→ **AUFGABENSTELLUNG**: Wie geht der unten stehende Text über das Messen des Verbrauchs im Haushalt weiter? Setzen Sie ihn im Anschluss an seinen letzten Satz fort.

==== VORGEGEBENER TEXT

Bevor irgendetwas verändert wird, läuft der Haushalt einige Tage ganz normal – ohne neue Routinen oder Geräte. Notieren Sie Außentemperatur, Anwesenheitszeiten, Kochgewohnheiten und Wäschetage, damit spätere Unterschiede nachvollziehbar bleiben. Diese ruhige Basis macht winzige Effekte sichtbar. Überraschend oft zeigt sich bereits hier, wie stark Wochenenden, Gäste oder Homeoffice den Verbrauch treiben.
Ein Zwischenstecker‑Wattmeter, smarte Steckdosen mit Protokoll, ein einfacher Thermometer‑Hygrometer, gegebenenfalls ein Durchflussmesser und eine Tabellenvorlage reichen meist aus. Sie müssen nichts Teures kaufen, wichtiger ist konsequentes Messen. Ergänzen Sie kurze Notizen zu Gewohnheiten. Schon wenige Tage strukturierter Daten verwandeln Bauchgefühl in klare Einsichten, die jeder nachvollziehen und wiederholen kann.

========
==== DATENAUSZUG

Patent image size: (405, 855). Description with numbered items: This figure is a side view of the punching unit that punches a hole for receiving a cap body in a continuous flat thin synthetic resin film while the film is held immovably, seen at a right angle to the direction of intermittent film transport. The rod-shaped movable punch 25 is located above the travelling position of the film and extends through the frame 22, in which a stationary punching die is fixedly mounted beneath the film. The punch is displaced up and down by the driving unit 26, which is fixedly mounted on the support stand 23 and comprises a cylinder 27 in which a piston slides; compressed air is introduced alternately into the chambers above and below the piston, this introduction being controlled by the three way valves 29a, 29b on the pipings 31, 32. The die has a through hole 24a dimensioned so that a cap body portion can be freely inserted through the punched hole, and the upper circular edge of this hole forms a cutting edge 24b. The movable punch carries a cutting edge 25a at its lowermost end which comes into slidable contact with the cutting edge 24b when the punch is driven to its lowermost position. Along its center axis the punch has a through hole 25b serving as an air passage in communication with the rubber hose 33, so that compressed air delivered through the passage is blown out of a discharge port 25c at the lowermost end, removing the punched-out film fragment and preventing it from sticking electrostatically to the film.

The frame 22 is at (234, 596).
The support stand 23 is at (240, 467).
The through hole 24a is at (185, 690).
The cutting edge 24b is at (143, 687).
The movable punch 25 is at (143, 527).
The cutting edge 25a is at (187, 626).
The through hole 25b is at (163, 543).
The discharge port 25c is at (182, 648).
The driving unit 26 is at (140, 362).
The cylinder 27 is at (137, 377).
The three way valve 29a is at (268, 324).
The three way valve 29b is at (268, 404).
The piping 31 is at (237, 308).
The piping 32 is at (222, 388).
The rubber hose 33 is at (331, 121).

========

→ **MUSTERLÖSUNG**:
Verändern Sie immer nur eine Sache: etwa Duschzeit, Thermostatstellung, Kochmethode oder Beleuchtungsdauer. Testen Sie in Blöcken, zum Beispiel drei Tage Änderung, drei Tage zurück, und wiederholen Sie. So entlarven Sie Zufall und bestätigen echte Effekte. Notieren Sie Ausnahmen wie Besuch oder Krankheit, damit Ausreißer erkennbar bleiben und Ihre Ergebnisse glaubwürdig, kommunizierbar und anschlussfähig werden.